Look below. Copy each line that has "verboden" in it.

*MATERIAL TO PROCESS*
## START

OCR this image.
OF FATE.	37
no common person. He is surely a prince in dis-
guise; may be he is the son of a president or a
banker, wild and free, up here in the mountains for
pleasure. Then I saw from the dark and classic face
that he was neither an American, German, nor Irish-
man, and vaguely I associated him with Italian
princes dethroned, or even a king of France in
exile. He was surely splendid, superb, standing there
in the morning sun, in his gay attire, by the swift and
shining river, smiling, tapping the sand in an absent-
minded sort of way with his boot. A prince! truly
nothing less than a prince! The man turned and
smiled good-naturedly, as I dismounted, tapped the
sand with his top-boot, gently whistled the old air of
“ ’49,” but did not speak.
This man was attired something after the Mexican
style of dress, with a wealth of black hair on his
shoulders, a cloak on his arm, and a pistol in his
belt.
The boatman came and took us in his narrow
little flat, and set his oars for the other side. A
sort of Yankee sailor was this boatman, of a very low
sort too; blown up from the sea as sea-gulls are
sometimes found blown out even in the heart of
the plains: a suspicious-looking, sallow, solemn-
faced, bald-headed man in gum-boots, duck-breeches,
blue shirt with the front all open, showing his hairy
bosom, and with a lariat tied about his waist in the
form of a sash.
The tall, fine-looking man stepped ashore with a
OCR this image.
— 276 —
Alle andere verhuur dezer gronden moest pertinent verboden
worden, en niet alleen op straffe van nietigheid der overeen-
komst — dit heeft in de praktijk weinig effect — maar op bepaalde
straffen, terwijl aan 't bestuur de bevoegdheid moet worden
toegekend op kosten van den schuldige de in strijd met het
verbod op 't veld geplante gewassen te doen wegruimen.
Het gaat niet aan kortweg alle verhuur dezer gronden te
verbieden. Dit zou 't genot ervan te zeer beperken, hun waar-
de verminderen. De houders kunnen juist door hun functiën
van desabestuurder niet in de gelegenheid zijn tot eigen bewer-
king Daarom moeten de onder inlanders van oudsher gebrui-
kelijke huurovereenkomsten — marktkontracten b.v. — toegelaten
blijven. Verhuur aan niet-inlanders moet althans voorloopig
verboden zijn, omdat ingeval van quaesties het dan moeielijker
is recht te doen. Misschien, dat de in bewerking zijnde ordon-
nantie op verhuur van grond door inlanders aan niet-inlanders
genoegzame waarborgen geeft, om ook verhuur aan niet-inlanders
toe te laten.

## END

*REPLY TO THE EXERCISE*
Alle andere verhuur dezer gronden moest pertinent verboden
verboden zijn, omdat ingeval van quaesties het dan moeielijker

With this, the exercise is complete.